■ **WHAT NEEDS TO BE DONE**: Starting at the top of the data and ending with the line that contains "- sidebar: home", rewrite those lines with every "essay writer" changed to "article writer". Leave everything else unchanged.

Some records:
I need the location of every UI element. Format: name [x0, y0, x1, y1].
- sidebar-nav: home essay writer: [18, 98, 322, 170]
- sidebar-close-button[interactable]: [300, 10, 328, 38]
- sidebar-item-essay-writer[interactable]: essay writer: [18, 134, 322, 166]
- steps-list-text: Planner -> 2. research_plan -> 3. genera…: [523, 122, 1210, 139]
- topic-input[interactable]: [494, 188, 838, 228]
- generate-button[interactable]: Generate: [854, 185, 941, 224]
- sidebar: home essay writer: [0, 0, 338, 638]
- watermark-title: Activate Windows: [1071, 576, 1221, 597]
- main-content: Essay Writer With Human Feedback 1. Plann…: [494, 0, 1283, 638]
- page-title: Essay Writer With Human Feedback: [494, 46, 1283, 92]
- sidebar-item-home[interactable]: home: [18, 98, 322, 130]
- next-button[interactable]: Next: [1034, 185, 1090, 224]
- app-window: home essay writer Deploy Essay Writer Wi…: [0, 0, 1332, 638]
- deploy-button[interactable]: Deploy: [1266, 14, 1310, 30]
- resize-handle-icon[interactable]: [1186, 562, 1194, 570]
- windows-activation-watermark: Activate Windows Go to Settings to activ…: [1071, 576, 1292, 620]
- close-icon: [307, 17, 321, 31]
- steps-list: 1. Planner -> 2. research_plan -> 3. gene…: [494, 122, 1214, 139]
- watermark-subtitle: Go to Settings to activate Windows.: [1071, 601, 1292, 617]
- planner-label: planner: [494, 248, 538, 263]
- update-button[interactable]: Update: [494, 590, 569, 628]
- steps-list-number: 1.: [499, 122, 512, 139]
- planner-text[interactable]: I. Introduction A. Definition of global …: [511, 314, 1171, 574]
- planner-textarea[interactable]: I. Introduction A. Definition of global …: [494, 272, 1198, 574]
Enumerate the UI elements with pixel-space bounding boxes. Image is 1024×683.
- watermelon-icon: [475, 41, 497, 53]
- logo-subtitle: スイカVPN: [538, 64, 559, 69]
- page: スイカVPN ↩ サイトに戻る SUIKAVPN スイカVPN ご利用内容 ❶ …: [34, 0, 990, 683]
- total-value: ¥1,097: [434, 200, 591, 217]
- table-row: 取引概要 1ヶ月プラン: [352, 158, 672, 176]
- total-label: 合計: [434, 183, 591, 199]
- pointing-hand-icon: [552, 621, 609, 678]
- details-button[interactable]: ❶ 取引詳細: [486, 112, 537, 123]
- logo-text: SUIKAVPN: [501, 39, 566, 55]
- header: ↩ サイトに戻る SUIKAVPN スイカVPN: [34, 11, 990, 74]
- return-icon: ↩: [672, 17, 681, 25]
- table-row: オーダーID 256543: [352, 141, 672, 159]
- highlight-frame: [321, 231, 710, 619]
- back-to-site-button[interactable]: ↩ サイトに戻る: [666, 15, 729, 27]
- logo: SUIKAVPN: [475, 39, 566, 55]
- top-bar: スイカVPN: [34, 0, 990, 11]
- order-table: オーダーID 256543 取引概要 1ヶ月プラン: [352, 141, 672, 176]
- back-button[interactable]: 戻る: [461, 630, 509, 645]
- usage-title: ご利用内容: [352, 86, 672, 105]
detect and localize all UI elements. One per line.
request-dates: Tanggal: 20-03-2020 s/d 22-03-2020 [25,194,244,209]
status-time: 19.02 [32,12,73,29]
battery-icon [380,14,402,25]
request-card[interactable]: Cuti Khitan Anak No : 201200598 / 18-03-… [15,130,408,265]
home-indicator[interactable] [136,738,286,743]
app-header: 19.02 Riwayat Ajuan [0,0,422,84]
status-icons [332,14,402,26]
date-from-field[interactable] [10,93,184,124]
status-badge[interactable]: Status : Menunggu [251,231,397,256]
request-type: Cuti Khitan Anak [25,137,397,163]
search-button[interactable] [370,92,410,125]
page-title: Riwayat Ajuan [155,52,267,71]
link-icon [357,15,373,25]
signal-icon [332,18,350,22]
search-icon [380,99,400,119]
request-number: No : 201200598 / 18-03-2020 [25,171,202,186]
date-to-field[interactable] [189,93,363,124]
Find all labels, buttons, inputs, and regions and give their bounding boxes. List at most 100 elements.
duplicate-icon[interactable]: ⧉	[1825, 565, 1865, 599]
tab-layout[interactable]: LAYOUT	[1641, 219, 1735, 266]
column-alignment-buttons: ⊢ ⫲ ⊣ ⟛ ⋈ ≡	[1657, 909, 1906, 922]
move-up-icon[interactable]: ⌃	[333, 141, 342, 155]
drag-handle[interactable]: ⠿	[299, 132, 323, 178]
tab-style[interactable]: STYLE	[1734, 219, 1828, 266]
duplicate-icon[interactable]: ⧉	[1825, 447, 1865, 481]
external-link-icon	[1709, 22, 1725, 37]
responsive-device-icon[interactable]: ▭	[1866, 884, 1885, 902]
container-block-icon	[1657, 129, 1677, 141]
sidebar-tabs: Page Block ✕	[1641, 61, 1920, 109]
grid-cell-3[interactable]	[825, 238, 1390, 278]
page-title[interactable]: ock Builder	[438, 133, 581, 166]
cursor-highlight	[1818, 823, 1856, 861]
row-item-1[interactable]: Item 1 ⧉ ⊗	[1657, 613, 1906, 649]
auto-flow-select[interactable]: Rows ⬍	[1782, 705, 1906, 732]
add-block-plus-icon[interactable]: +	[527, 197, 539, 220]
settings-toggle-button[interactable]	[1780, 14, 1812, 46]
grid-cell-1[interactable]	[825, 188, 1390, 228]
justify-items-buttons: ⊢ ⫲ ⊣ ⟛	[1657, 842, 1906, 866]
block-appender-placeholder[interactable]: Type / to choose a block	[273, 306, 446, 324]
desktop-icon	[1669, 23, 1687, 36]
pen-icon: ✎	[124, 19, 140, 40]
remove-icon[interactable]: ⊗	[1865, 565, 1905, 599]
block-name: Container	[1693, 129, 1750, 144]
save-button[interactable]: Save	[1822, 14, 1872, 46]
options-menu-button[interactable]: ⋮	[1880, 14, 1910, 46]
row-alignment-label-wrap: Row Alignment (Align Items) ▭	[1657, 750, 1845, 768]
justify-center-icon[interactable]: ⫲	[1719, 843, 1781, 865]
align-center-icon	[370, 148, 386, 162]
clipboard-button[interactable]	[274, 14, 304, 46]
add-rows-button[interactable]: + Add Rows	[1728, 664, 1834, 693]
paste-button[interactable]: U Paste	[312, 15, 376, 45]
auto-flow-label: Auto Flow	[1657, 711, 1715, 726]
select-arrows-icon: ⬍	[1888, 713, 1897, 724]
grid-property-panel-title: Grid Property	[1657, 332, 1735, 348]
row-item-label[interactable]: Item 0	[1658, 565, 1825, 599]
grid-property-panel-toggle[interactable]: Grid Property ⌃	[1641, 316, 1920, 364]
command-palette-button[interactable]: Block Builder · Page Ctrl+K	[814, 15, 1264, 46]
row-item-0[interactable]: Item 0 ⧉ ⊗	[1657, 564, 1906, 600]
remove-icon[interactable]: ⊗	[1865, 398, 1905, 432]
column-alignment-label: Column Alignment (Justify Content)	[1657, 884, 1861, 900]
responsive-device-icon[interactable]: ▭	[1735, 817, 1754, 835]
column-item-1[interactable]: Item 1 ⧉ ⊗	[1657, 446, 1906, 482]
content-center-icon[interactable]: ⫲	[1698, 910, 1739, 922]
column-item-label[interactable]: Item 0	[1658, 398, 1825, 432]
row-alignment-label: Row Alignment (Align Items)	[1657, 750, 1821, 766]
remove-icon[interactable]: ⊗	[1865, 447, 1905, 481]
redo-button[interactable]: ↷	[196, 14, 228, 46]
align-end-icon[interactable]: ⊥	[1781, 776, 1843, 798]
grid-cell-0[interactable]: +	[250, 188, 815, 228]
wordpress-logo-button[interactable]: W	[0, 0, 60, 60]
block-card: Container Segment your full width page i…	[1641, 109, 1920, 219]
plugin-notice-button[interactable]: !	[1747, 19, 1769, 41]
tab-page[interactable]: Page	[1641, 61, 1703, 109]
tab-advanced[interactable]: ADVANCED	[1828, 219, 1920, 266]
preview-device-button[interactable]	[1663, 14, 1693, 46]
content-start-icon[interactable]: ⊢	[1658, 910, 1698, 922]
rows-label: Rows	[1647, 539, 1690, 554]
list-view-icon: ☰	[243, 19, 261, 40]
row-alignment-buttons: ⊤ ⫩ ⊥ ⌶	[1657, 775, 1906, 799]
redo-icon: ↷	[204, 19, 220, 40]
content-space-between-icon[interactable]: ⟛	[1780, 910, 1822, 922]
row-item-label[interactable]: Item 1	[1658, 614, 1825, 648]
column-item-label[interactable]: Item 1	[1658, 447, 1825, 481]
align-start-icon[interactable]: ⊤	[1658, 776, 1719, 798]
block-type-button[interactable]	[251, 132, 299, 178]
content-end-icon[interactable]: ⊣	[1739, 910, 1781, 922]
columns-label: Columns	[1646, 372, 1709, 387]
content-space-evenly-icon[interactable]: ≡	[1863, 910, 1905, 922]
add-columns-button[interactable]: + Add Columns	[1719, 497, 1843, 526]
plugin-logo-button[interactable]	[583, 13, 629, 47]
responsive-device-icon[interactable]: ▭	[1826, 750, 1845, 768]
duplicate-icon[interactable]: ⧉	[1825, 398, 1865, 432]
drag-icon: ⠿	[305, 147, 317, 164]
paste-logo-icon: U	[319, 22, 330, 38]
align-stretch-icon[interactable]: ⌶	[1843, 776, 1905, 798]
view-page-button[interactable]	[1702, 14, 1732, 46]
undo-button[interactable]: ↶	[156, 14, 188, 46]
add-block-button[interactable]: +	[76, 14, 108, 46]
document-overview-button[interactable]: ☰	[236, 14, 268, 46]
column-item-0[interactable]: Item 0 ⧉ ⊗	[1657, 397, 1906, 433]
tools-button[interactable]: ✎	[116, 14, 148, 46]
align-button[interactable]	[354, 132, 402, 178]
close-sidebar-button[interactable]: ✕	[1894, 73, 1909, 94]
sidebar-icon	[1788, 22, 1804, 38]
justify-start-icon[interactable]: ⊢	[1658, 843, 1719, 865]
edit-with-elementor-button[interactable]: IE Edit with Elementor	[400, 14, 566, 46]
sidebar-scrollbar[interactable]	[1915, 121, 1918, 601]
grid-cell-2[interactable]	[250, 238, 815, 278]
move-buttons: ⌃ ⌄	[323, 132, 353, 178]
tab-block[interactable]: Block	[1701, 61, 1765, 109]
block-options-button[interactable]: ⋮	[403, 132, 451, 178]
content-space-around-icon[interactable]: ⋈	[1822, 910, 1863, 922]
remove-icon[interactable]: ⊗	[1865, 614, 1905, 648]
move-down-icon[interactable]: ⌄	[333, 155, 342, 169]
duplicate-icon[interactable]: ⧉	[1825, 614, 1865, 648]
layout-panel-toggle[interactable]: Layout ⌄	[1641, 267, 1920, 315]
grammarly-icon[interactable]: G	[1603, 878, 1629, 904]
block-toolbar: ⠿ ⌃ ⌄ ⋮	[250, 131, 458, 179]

■ **SOLUTION FOR THIS TASK**:
I need the location of every UI element. Format: name [x0, y0, x1, y1].
- sidebar-nav: home article writer: [18, 98, 322, 170]
- sidebar-close-button[interactable]: [300, 10, 328, 38]
- sidebar-item-essay-writer[interactable]: article writer: [18, 134, 322, 166]
- steps-list-text: Planner -> 2. research_plan -> 3. genera…: [523, 122, 1210, 139]
- topic-input[interactable]: [494, 188, 838, 228]
- generate-button[interactable]: Generate: [854, 185, 941, 224]
- sidebar: home article writer: [0, 0, 338, 638]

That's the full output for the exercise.